GIVEN REQUEST
Give the entries back exactly, dropping each image.

RECORDS TO PROCESS
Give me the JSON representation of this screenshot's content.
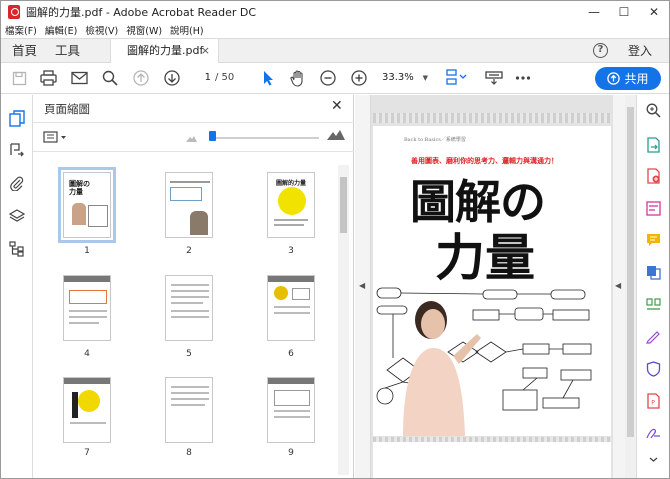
{
  "window": {
    "title": "圖解的力量.pdf - Adobe Acrobat Reader DC",
    "controls": [
      "—",
      "☐",
      "✕"
    ]
  },
  "menu": [
    "檔案(F)",
    "編輯(E)",
    "檢視(V)",
    "視窗(W)",
    "說明(H)"
  ],
  "tabs": {
    "home": "首頁",
    "tools": "工具",
    "document": "圖解的力量.pdf",
    "close": "×",
    "help": "?",
    "login": "登入"
  },
  "toolbar": {
    "page_current": "1",
    "page_total": "/ 50",
    "zoom": "33.3%",
    "share": "共用"
  },
  "panel": {
    "title": "頁面縮圖",
    "close": "✕",
    "thumbnails": [
      {
        "label": "1"
      },
      {
        "label": "2"
      },
      {
        "label": "3"
      },
      {
        "label": "4"
      },
      {
        "label": "5"
      },
      {
        "label": "6"
      },
      {
        "label": "7"
      },
      {
        "label": "8"
      },
      {
        "label": "9"
      }
    ]
  },
  "document": {
    "small_header": "Back to Basics／系統學習",
    "subtitle": "善用圖表、磨利你的思考力、邏輯力與溝通力！",
    "title_line1": "圖解の",
    "title_line2": "力量"
  },
  "colors": {
    "accent": "#1473e6",
    "acrobat_red": "#d9262c"
  }
}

RESULT BELOW
Give me the JSON representation of this screenshot's content.
{
  "window": {
    "title": "圖解的力量.pdf - Adobe Acrobat Reader DC",
    "controls": [
      "—",
      "☐",
      "✕"
    ]
  },
  "menu": [
    "檔案(F)",
    "編輯(E)",
    "檢視(V)",
    "視窗(W)",
    "說明(H)"
  ],
  "tabs": {
    "home": "首頁",
    "tools": "工具",
    "document": "圖解的力量.pdf",
    "close": "×",
    "help": "?",
    "login": "登入"
  },
  "toolbar": {
    "page_current": "1",
    "page_total": "/ 50",
    "zoom": "33.3%",
    "share": "共用"
  },
  "panel": {
    "title": "頁面縮圖",
    "close": "✕",
    "thumbnails": [
      {
        "label": "1"
      },
      {
        "label": "2"
      },
      {
        "label": "3"
      },
      {
        "label": "4"
      },
      {
        "label": "5"
      },
      {
        "label": "6"
      },
      {
        "label": "7"
      },
      {
        "label": "8"
      },
      {
        "label": "9"
      }
    ]
  },
  "document": {
    "small_header": "Back to Basics／系統學習",
    "subtitle": "善用圖表、磨利你的思考力、邏輯力與溝通力！",
    "title_line1": "圖解の",
    "title_line2": "力量"
  },
  "colors": {
    "accent": "#1473e6",
    "acrobat_red": "#d9262c"
  }
}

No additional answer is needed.